(INSTRUCTIONS FOR THE TASK) Repeat the listing in full, preserving every character.

(GIVEN RECORDS)
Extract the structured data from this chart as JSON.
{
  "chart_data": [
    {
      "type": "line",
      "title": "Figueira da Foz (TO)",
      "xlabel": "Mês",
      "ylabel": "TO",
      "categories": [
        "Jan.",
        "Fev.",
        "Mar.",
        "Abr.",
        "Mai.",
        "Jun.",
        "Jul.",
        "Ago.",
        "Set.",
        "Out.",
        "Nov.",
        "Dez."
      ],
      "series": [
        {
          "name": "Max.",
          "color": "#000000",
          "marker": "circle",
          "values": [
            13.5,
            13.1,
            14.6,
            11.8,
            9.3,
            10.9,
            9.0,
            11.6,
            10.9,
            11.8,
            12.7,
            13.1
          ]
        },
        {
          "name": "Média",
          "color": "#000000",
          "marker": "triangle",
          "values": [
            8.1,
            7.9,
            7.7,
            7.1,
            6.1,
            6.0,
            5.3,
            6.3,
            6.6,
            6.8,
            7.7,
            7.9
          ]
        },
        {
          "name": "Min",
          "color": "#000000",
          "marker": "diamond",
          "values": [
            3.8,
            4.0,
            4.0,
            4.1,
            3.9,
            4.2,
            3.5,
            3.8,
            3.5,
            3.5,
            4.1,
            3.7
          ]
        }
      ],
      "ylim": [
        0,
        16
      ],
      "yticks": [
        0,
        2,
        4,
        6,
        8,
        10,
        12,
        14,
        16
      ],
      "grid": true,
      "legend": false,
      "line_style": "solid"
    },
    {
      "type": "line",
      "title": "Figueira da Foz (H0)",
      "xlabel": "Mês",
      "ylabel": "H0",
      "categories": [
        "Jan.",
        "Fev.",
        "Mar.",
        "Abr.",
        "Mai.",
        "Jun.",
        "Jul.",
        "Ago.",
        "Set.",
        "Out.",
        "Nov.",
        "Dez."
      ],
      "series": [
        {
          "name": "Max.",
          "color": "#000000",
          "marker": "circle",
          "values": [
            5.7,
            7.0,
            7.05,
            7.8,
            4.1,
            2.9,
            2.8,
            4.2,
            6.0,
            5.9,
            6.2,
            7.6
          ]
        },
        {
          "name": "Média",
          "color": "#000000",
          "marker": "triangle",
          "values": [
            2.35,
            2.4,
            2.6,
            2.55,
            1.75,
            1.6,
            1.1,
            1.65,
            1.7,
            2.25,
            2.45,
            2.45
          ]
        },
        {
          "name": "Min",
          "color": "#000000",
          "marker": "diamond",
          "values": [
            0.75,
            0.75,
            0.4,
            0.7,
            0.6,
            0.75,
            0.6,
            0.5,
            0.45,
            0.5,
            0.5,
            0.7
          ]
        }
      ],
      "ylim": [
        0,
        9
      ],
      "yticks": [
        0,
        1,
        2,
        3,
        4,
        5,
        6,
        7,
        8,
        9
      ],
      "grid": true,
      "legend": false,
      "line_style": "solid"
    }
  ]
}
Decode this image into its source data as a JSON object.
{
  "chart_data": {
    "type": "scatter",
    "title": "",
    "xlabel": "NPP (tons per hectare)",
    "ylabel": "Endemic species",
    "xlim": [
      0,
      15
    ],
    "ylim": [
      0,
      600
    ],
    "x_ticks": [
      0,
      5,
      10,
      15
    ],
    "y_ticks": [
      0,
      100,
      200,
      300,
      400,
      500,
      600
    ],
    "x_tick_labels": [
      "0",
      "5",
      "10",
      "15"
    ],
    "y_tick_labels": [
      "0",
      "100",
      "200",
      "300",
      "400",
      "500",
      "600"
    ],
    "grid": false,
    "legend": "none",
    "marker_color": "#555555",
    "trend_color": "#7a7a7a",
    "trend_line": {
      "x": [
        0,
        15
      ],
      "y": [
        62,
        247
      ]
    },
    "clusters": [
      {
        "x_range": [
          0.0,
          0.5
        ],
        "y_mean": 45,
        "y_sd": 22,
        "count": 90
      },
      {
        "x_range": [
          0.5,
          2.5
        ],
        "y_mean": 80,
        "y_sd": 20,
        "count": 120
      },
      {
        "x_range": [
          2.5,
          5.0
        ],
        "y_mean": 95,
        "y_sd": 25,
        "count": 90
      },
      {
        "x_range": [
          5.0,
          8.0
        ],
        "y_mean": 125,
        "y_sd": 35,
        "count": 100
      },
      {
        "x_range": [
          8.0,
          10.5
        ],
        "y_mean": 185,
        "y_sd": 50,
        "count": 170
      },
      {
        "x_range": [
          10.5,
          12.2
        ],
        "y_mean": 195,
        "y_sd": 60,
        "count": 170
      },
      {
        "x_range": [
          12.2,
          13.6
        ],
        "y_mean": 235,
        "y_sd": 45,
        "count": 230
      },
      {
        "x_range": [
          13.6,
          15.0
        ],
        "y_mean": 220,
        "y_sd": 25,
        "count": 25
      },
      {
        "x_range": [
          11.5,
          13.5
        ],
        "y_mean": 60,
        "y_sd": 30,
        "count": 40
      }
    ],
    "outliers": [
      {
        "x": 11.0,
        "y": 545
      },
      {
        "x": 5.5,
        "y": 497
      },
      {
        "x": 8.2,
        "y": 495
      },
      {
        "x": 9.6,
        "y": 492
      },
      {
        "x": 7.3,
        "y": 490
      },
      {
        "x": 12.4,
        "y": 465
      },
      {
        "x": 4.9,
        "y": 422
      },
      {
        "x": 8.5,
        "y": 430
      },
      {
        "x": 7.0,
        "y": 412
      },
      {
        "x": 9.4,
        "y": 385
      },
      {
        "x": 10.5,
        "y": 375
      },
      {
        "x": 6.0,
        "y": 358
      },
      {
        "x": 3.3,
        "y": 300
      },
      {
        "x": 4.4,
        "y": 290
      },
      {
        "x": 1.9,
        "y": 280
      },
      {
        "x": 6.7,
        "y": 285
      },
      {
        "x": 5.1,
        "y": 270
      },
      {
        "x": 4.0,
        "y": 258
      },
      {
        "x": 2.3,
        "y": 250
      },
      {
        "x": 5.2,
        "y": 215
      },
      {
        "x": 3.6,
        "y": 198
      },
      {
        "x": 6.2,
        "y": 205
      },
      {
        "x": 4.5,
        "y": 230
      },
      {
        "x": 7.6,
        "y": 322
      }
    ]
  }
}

(REPLY TO THE TASK)
Extract the structured data from this chart as JSON.
{
  "chart_data": [
    {
      "type": "line",
      "title": "Figueira da Foz (TO)",
      "xlabel": "Mês",
      "ylabel": "TO",
      "categories": [
        "Jan.",
        "Fev.",
        "Mar.",
        "Abr.",
        "Mai.",
        "Jun.",
        "Jul.",
        "Ago.",
        "Set.",
        "Out.",
        "Nov.",
        "Dez."
      ],
      "series": [
        {
          "name": "Max.",
          "color": "#000000",
          "marker": "circle",
          "values": [
            13.5,
            13.1,
            14.6,
            11.8,
            9.3,
            10.9,
            9.0,
            11.6,
            10.9,
            11.8,
            12.7,
            13.1
          ]
        },
        {
          "name": "Média",
          "color": "#000000",
          "marker": "triangle",
          "values": [
            8.1,
            7.9,
            7.7,
            7.1,
            6.1,
            6.0,
            5.3,
            6.3,
            6.6,
            6.8,
            7.7,
            7.9
          ]
        },
        {
          "name": "Min",
          "color": "#000000",
          "marker": "diamond",
          "values": [
            3.8,
            4.0,
            4.0,
            4.1,
            3.9,
            4.2,
            3.5,
            3.8,
            3.5,
            3.5,
            4.1,
            3.7
          ]
        }
      ],
      "ylim": [
        0,
        16
      ],
      "yticks": [
        0,
        2,
        4,
        6,
        8,
        10,
        12,
        14,
        16
      ],
      "grid": true,
      "legend": false,
      "line_style": "solid"
    },
    {
      "type": "line",
      "title": "Figueira da Foz (H0)",
      "xlabel": "Mês",
      "ylabel": "H0",
      "categories": [
        "Jan.",
        "Fev.",
        "Mar.",
        "Abr.",
        "Mai.",
        "Jun.",
        "Jul.",
        "Ago.",
        "Set.",
        "Out.",
        "Nov.",
        "Dez."
      ],
      "series": [
        {
          "name": "Max.",
          "color": "#000000",
          "marker": "circle",
          "values": [
            5.7,
            7.0,
            7.05,
            7.8,
            4.1,
            2.9,
            2.8,
            4.2,
            6.0,
            5.9,
            6.2,
            7.6
          ]
        },
        {
          "name": "Média",
          "color": "#000000",
          "marker": "triangle",
          "values": [
            2.35,
            2.4,
            2.6,
            2.55,
            1.75,
            1.6,
            1.1,
            1.65,
            1.7,
            2.25,
            2.45,
            2.45
          ]
        },
        {
          "name": "Min",
          "color": "#000000",
          "marker": "diamond",
          "values": [
            0.75,
            0.75,
            0.4,
            0.7,
            0.6,
            0.75,
            0.6,
            0.5,
            0.45,
            0.5,
            0.5,
            0.7
          ]
        }
      ],
      "ylim": [
        0,
        9
      ],
      "yticks": [
        0,
        1,
        2,
        3,
        4,
        5,
        6,
        7,
        8,
        9
      ],
      "grid": true,
      "legend": false,
      "line_style": "solid"
    }
  ]
}
Decode this image into its source data as a JSON object.
{
  "chart_data": {
    "type": "scatter",
    "title": "",
    "xlabel": "NPP (tons per hectare)",
    "ylabel": "Endemic species",
    "xlim": [
      0,
      15
    ],
    "ylim": [
      0,
      600
    ],
    "x_ticks": [
      0,
      5,
      10,
      15
    ],
    "y_ticks": [
      0,
      100,
      200,
      300,
      400,
      500,
      600
    ],
    "x_tick_labels": [
      "0",
      "5",
      "10",
      "15"
    ],
    "y_tick_labels": [
      "0",
      "100",
      "200",
      "300",
      "400",
      "500",
      "600"
    ],
    "grid": false,
    "legend": "none",
    "marker_color": "#555555",
    "trend_color": "#7a7a7a",
    "trend_line": {
      "x": [
        0,
        15
      ],
      "y": [
        62,
        247
      ]
    },
    "clusters": [
      {
        "x_range": [
          0.0,
          0.5
        ],
        "y_mean": 45,
        "y_sd": 22,
        "count": 90
      },
      {
        "x_range": [
          0.5,
          2.5
        ],
        "y_mean": 80,
        "y_sd": 20,
        "count": 120
      },
      {
        "x_range": [
          2.5,
          5.0
        ],
        "y_mean": 95,
        "y_sd": 25,
        "count": 90
      },
      {
        "x_range": [
          5.0,
          8.0
        ],
        "y_mean": 125,
        "y_sd": 35,
        "count": 100
      },
      {
        "x_range": [
          8.0,
          10.5
        ],
        "y_mean": 185,
        "y_sd": 50,
        "count": 170
      },
      {
        "x_range": [
          10.5,
          12.2
        ],
        "y_mean": 195,
        "y_sd": 60,
        "count": 170
      },
      {
        "x_range": [
          12.2,
          13.6
        ],
        "y_mean": 235,
        "y_sd": 45,
        "count": 230
      },
      {
        "x_range": [
          13.6,
          15.0
        ],
        "y_mean": 220,
        "y_sd": 25,
        "count": 25
      },
      {
        "x_range": [
          11.5,
          13.5
        ],
        "y_mean": 60,
        "y_sd": 30,
        "count": 40
      }
    ],
    "outliers": [
      {
        "x": 11.0,
        "y": 545
      },
      {
        "x": 5.5,
        "y": 497
      },
      {
        "x": 8.2,
        "y": 495
      },
      {
        "x": 9.6,
        "y": 492
      },
      {
        "x": 7.3,
        "y": 490
      },
      {
        "x": 12.4,
        "y": 465
      },
      {
        "x": 4.9,
        "y": 422
      },
      {
        "x": 8.5,
        "y": 430
      },
      {
        "x": 7.0,
        "y": 412
      },
      {
        "x": 9.4,
        "y": 385
      },
      {
        "x": 10.5,
        "y": 375
      },
      {
        "x": 6.0,
        "y": 358
      },
      {
        "x": 3.3,
        "y": 300
      },
      {
        "x": 4.4,
        "y": 290
      },
      {
        "x": 1.9,
        "y": 280
      },
      {
        "x": 6.7,
        "y": 285
      },
      {
        "x": 5.1,
        "y": 270
      },
      {
        "x": 4.0,
        "y": 258
      },
      {
        "x": 2.3,
        "y": 250
      },
      {
        "x": 5.2,
        "y": 215
      },
      {
        "x": 3.6,
        "y": 198
      },
      {
        "x": 6.2,
        "y": 205
      },
      {
        "x": 4.5,
        "y": 230
      },
      {
        "x": 7.6,
        "y": 322
      }
    ]
  }
}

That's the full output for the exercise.